**WHAT YOU NEED TO DO**
Please say when Fog was originally published, according to the review.

**SELECTION**
^^^^^^^^^^^^^^^^

Sunday, April 7, 2013

Review: Fog by Caroline B. Cooney

by Caroline B. Cooney

Available as: paperback, Kindle edition, ebook
Pages: 220
Publication date: August 7, 2012
(originally published July 15, 1989)
Publisher: Open Road Young Readers
Suggested tags: young adult, mystery, horror

First in the Losing Christina series (now called the Fog, Snow, & Fire series). From Goodreads:
"Will Maine’s historic Schooner Inne Bed and Breakfast be a safe haven for the island kids boarding during the school year—or the end of them all?

Christina Romney is thirteen, with a personality that matches her unruly but charming tri-colored hair. She is about to start seventh grade, and for kids from Maine’s Burning Fog Island, that means leaving their little white schoolhouse for regular classrooms and life on the mainland. Everyone assures Christina it will be a fantastic year. Mainland school offers great advantages, after all: extracurricular activities other than boating and fishing, a gym, a cafeteria, and more kids her age. Best of all, this year the boarding students will live at the historic Schooner Inne, a former sea captain’s house (and now a bed and breakfast) recently bought by the school’s charismatic new principal and his wife, Mr. and Mrs. Shevvington.

^^^^^^^^^^^^^^^^

**PROVIDED DATA**
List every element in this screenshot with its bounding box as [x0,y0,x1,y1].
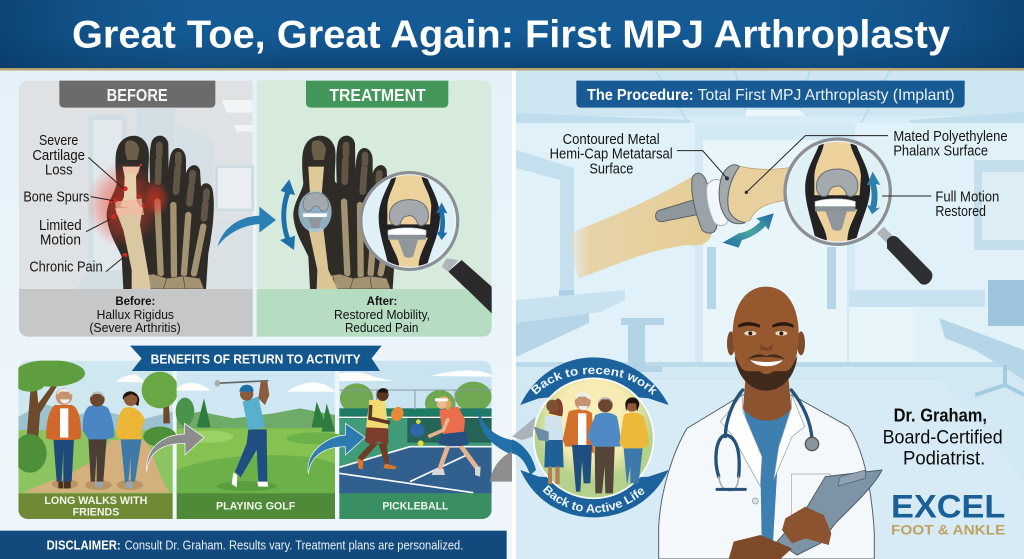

^^^^^^^^^^^^^^^^

**RESULT BELOW**
July 15, 1989